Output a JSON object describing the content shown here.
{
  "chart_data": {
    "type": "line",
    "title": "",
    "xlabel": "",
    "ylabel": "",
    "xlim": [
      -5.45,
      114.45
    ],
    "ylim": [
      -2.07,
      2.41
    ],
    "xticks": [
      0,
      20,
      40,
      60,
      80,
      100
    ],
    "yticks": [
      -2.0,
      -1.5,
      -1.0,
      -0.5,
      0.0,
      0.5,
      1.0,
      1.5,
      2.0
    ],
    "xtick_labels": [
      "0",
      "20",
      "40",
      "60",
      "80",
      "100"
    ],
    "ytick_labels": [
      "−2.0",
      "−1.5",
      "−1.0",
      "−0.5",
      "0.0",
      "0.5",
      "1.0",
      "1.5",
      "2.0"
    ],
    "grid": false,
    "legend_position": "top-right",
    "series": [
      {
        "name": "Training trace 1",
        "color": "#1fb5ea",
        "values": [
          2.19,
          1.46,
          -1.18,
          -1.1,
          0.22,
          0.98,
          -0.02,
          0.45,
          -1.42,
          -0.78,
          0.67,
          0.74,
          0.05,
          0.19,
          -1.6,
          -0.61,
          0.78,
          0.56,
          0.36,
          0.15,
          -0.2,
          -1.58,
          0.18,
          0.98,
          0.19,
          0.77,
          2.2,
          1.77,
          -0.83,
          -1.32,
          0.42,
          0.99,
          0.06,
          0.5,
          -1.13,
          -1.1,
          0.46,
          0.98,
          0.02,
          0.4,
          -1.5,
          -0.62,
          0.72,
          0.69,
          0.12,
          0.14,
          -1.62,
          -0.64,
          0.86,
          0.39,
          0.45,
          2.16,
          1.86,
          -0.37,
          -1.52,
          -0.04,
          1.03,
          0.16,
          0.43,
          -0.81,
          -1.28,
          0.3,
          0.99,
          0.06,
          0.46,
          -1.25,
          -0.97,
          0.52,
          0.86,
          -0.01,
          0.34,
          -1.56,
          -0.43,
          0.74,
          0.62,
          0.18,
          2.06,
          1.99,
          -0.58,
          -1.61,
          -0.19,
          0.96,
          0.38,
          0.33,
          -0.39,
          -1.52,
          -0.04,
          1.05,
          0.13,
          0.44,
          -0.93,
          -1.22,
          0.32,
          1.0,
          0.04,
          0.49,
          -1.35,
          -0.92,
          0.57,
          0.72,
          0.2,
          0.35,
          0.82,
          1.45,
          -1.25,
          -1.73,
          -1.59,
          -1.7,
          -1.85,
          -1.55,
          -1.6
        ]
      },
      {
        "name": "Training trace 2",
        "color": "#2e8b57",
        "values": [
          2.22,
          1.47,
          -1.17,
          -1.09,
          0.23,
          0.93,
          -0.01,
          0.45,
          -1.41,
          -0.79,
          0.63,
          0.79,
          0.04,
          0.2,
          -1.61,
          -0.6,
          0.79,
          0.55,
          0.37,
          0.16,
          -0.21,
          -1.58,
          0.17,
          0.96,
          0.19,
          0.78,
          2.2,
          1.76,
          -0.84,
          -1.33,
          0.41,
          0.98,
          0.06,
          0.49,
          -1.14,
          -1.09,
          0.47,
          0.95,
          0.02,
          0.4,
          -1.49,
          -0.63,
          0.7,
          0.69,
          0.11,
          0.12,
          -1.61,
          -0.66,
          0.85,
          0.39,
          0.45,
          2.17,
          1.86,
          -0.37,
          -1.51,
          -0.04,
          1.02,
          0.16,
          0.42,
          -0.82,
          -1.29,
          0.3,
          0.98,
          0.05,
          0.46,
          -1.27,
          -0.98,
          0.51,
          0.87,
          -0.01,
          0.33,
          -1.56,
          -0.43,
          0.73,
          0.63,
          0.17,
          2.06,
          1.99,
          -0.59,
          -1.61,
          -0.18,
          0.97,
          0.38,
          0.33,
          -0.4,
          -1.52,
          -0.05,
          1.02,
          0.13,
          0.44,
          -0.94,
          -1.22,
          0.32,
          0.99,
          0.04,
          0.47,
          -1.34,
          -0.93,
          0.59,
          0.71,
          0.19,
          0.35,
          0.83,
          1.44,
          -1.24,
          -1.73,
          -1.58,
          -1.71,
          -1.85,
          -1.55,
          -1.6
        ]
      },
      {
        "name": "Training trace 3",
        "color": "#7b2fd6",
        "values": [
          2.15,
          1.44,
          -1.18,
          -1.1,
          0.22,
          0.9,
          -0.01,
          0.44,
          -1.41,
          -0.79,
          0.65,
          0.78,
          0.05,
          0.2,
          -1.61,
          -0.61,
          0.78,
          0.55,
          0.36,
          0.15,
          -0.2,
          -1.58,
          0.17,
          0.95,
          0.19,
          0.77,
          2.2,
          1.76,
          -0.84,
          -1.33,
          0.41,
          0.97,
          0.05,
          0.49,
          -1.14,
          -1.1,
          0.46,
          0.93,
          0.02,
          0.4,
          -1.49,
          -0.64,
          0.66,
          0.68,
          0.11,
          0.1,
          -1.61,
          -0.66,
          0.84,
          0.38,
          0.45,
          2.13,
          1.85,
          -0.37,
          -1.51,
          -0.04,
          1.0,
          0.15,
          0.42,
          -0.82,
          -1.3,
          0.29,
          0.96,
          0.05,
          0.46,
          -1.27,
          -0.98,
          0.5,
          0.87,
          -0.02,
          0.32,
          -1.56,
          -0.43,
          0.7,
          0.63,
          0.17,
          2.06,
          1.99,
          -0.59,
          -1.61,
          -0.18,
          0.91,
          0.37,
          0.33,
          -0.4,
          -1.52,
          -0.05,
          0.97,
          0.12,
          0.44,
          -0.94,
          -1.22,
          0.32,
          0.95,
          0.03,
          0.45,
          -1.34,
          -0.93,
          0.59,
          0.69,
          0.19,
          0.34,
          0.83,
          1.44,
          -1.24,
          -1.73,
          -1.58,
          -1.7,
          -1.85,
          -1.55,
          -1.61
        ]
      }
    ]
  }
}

--*--

From the entries above, pull out each line that includes "name".

*Solution to this task*.
        "name": "Training trace 1",
        "name": "Training trace 2",
        "name": "Training trace 3",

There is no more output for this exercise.